* Exercise
Below are the records; copy each line in them that holds the word "true".

## Start Data records

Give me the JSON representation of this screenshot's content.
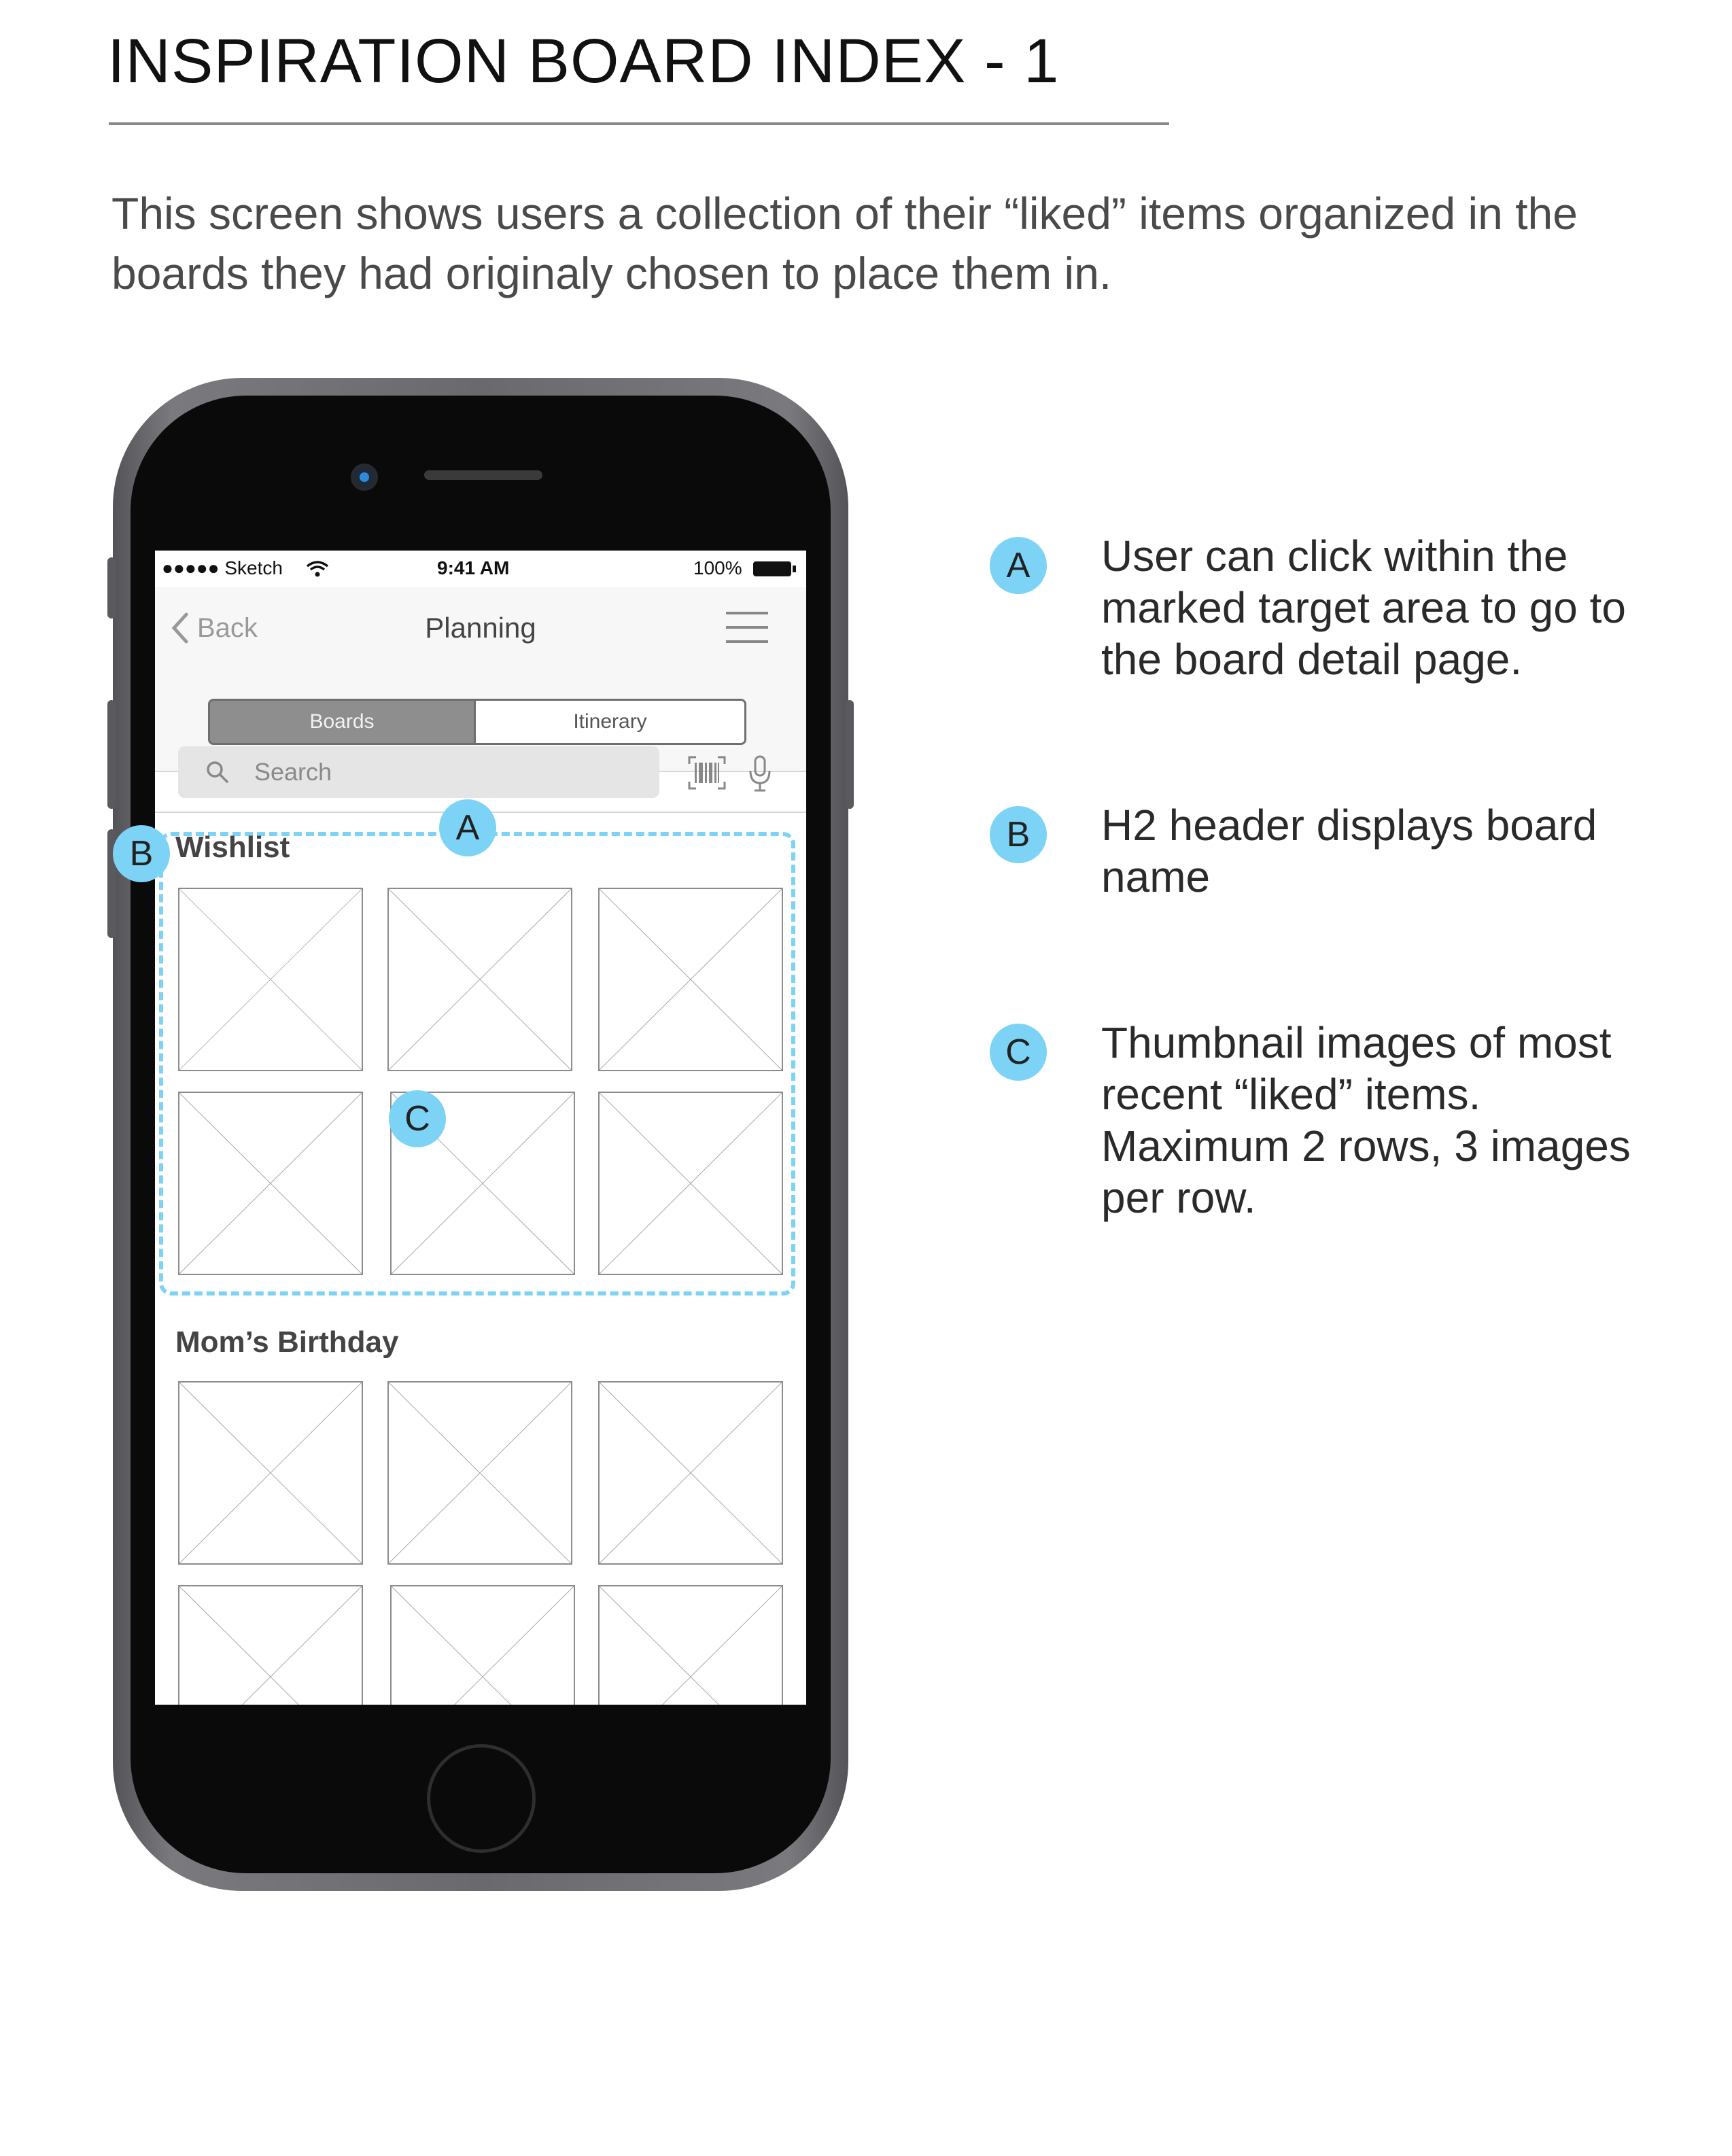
{
  "document": {
    "title": "INSPIRATION BOARD INDEX - 1",
    "intro": "This screen shows users a collection of their “liked” items organized in the boards they had originaly chosen to place them in."
  },
  "status_bar": {
    "carrier": "●●●●● Sketch",
    "time": "9:41 AM",
    "battery": "100%"
  },
  "nav": {
    "back_label": "Back",
    "title": "Planning"
  },
  "segments": [
    {
      "label": "Boards",
      "selected": true
    },
    {
      "label": "Itinerary",
      "selected": false
    }
  ],
  "search": {
    "placeholder": "Search"
  },
  "boards": [
    {
      "name": "Wishlist"
    },
    {
      "name": "Mom’s Birthday"
    }
  ],
  "annotations": [
    {
      "marker": "A",
      "text": "User can click within the marked target area to go to the board detail page."
    },
    {
      "marker": "B",
      "text": "H2 header displays board name"
    },
    {
      "marker": "C",
      "text": "Thumbnail images of most recent “liked” items. Maximum 2 rows, 3 images per row."
    }
  ],
  "colors": {
    "marker": "#7cd3f5",
    "dash": "#7cd3f5",
    "segment_selected": "#8e8e8e"
  }
}
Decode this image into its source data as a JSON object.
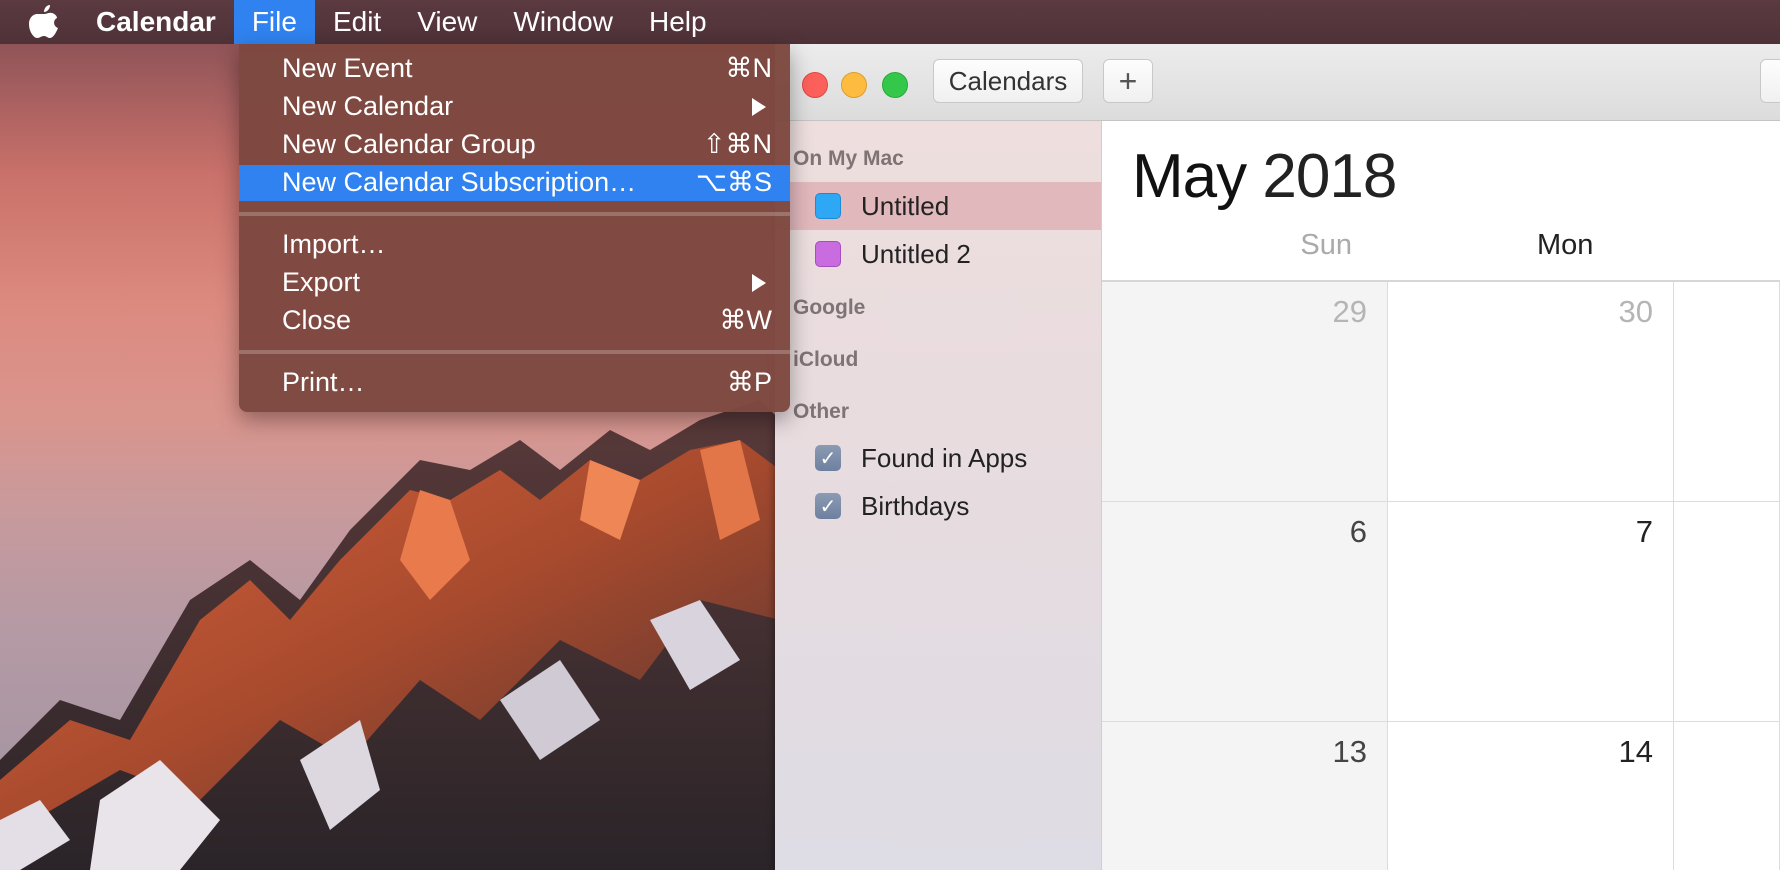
{
  "menubar": {
    "app_name": "Calendar",
    "items": [
      "File",
      "Edit",
      "View",
      "Window",
      "Help"
    ],
    "active": "File"
  },
  "file_menu": {
    "items": [
      {
        "label": "New Event",
        "shortcut": "⌘N"
      },
      {
        "label": "New Calendar",
        "submenu": true
      },
      {
        "label": "New Calendar Group",
        "shortcut": "⇧⌘N"
      },
      {
        "label": "New Calendar Subscription…",
        "shortcut": "⌥⌘S",
        "highlighted": true
      },
      {
        "label": "Import…"
      },
      {
        "label": "Export",
        "submenu": true
      },
      {
        "label": "Close",
        "shortcut": "⌘W"
      },
      {
        "label": "Print…",
        "shortcut": "⌘P"
      }
    ]
  },
  "toolbar": {
    "calendars_label": "Calendars",
    "add_label": "+"
  },
  "sidebar": {
    "groups": [
      {
        "header": "On My Mac",
        "calendars": [
          {
            "name": "Untitled",
            "color": "#2ea8f5",
            "selected": true
          },
          {
            "name": "Untitled 2",
            "color": "#c86cdf"
          }
        ]
      },
      {
        "header": "Google",
        "calendars": []
      },
      {
        "header": "iCloud",
        "calendars": []
      },
      {
        "header": "Other",
        "calendars": [
          {
            "name": "Found in Apps",
            "checked": true
          },
          {
            "name": "Birthdays",
            "checked": true
          }
        ]
      }
    ]
  },
  "month_view": {
    "month": "May",
    "year": "2018",
    "weekdays": [
      "Sun",
      "Mon"
    ],
    "weeks": [
      [
        "29",
        "30"
      ],
      [
        "6",
        "7"
      ],
      [
        "13",
        "14"
      ]
    ]
  },
  "colors": {
    "menu_highlight": "#2f82ef",
    "close": "#fc605b",
    "minimize": "#fdbc40",
    "maximize": "#34c84a"
  }
}
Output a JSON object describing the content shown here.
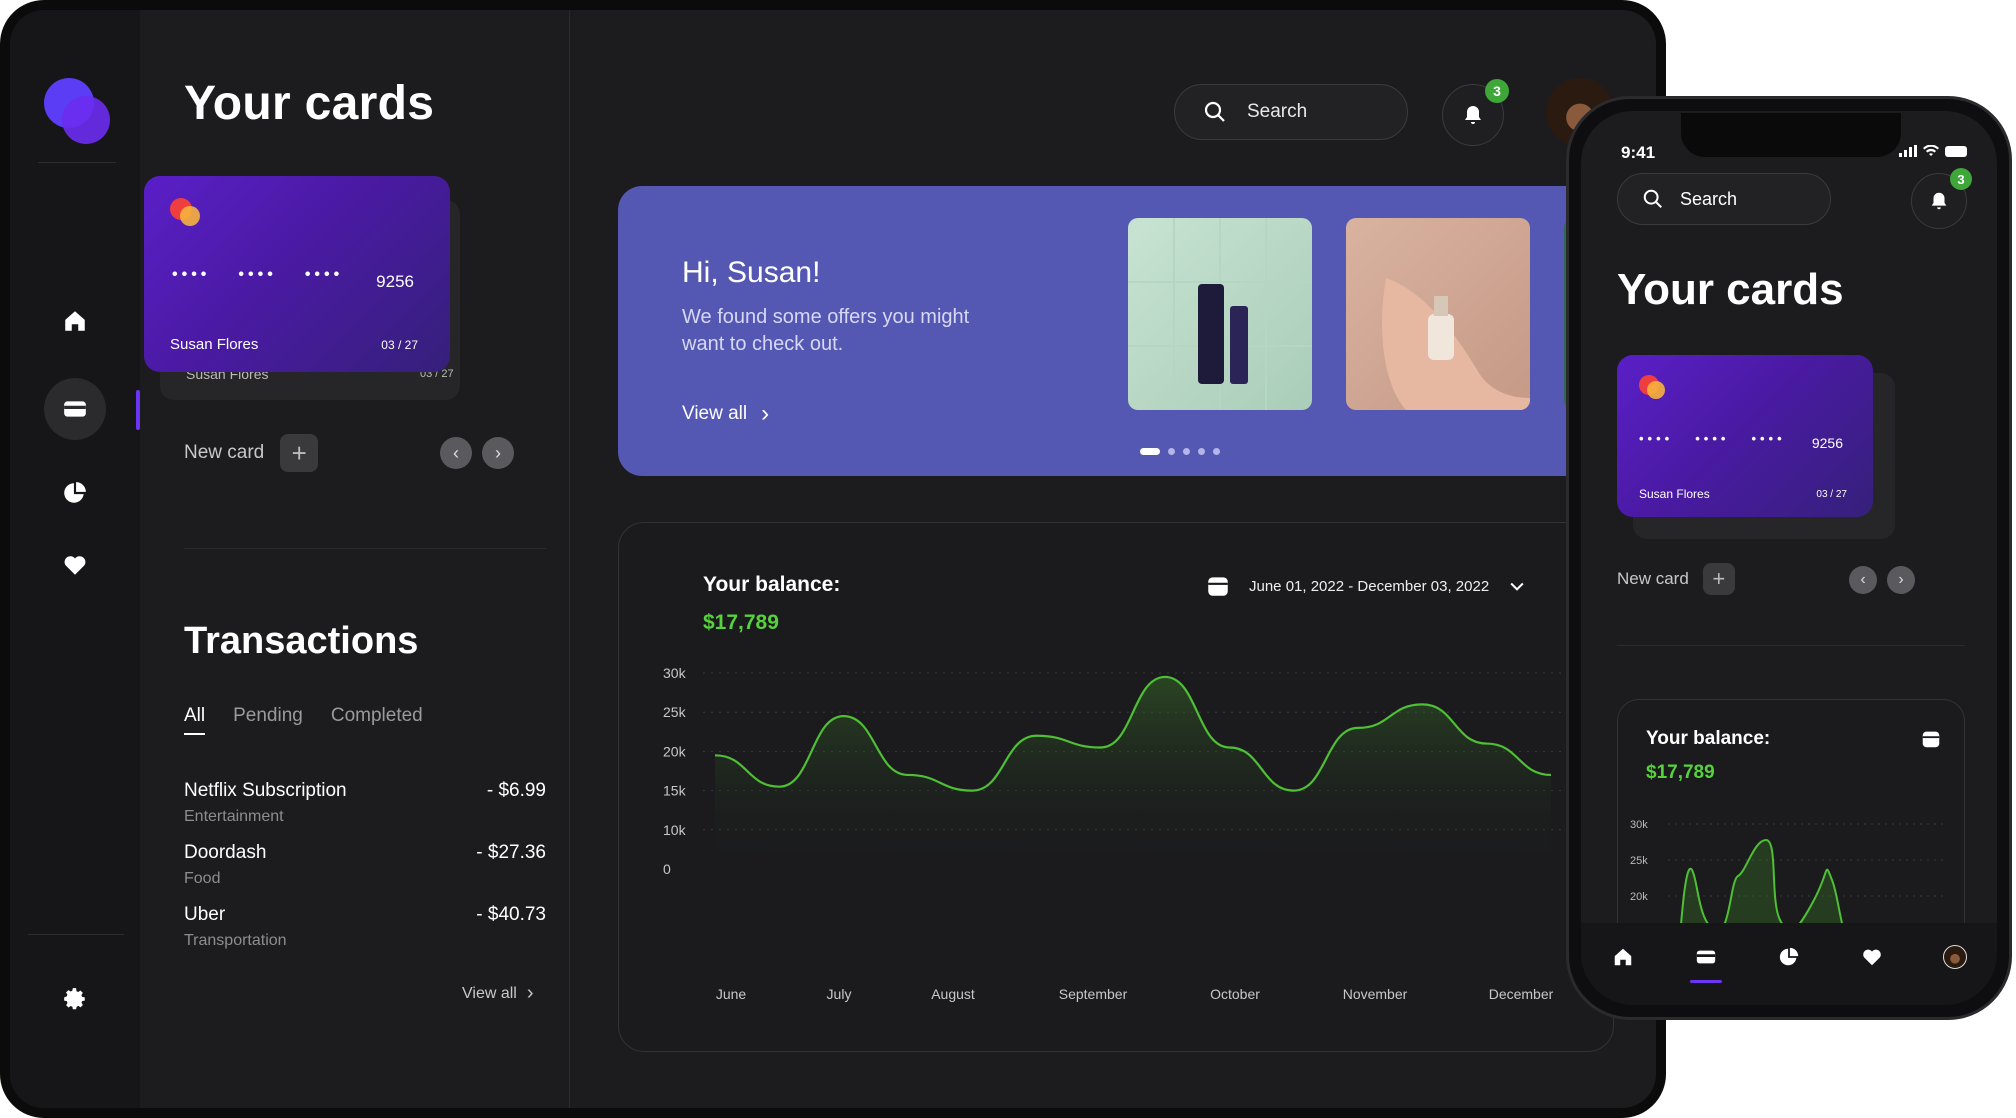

## End Data records

* Correct response
      "selected": true
        "submenu": true
        "highlighted": true
        "submenu": true
            "selected": true
            "checked": true
            "checked": true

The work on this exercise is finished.